### Data supplied ###
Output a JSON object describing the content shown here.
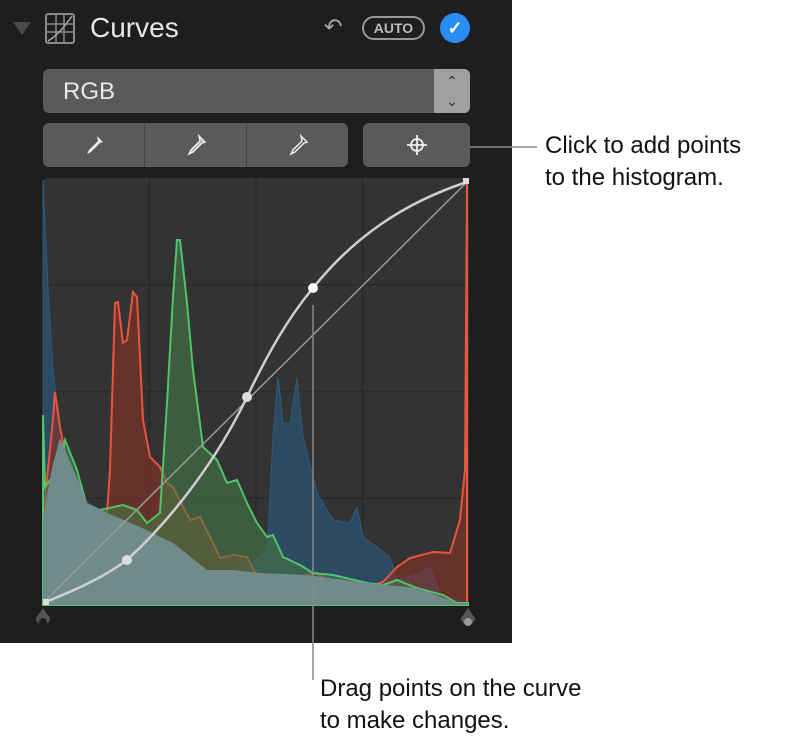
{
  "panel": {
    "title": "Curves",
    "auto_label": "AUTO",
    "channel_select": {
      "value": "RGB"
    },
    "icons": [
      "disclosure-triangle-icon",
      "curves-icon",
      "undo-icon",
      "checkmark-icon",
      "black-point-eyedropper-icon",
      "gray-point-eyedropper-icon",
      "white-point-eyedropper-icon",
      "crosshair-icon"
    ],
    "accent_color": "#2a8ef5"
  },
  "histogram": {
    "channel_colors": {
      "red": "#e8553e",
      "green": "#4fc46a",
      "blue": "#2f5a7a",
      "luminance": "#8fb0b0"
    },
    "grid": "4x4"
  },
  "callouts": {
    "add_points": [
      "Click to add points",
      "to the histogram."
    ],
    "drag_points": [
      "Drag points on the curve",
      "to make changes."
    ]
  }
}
###
# What is expected
Pictures stay out of the copy; please restate every record above exactly.

# Solution to the exercise
Output a JSON object describing the content shown here.
{
  "panel": {
    "title": "Curves",
    "auto_label": "AUTO",
    "channel_select": {
      "value": "RGB"
    },
    "icons": [
      "disclosure-triangle-icon",
      "curves-icon",
      "undo-icon",
      "checkmark-icon",
      "black-point-eyedropper-icon",
      "gray-point-eyedropper-icon",
      "white-point-eyedropper-icon",
      "crosshair-icon"
    ],
    "accent_color": "#2a8ef5"
  },
  "histogram": {
    "channel_colors": {
      "red": "#e8553e",
      "green": "#4fc46a",
      "blue": "#2f5a7a",
      "luminance": "#8fb0b0"
    },
    "grid": "4x4"
  },
  "callouts": {
    "add_points": [
      "Click to add points",
      "to the histogram."
    ],
    "drag_points": [
      "Drag points on the curve",
      "to make changes."
    ]
  }
}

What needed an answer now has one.